PROBLEM REQUIREMENTS
Print exactly the lines from the one containing "Read all visible content and emit it as JSON." through the last line of the listing, both included.

[Items from a dataset]
----------
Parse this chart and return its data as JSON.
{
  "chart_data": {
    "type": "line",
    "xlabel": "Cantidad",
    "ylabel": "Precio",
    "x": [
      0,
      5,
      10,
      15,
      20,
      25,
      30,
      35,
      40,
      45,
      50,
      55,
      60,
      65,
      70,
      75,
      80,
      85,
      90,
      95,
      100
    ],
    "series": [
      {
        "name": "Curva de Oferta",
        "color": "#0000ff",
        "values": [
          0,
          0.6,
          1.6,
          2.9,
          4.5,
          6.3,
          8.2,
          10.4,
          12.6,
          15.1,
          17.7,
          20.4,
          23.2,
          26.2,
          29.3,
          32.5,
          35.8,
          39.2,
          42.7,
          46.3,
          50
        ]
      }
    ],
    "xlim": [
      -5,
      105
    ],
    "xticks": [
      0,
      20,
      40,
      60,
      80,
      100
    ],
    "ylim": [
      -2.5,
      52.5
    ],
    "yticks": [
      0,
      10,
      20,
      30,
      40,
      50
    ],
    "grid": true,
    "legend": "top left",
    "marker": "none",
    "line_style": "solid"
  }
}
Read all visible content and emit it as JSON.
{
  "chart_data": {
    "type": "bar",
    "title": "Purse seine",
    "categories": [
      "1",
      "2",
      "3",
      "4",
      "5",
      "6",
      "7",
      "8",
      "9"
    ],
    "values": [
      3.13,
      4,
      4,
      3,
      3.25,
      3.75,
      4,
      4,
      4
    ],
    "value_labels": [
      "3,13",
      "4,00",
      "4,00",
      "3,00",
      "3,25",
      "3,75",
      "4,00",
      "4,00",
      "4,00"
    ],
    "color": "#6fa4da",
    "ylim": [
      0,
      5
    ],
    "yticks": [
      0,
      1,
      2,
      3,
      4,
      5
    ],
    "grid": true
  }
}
----------
EXERCISE RESPONSE
Read all visible content and emit it as JSON.
{
  "chart_data": {
    "type": "bar",
    "title": "Purse seine",
    "categories": [
      "1",
      "2",
      "3",
      "4",
      "5",
      "6",
      "7",
      "8",
      "9"
    ],
    "values": [
      3.13,
      4,
      4,
      3,
      3.25,
      3.75,
      4,
      4,
      4
    ],
    "value_labels": [
      "3,13",
      "4,00",
      "4,00",
      "3,00",
      "3,25",
      "3,75",
      "4,00",
      "4,00",
      "4,00"
    ],
    "color": "#6fa4da",
    "ylim": [
      0,
      5
    ],
    "yticks": [
      0,
      1,
      2,
      3,
      4,
      5
    ],
    "grid": true
  }
}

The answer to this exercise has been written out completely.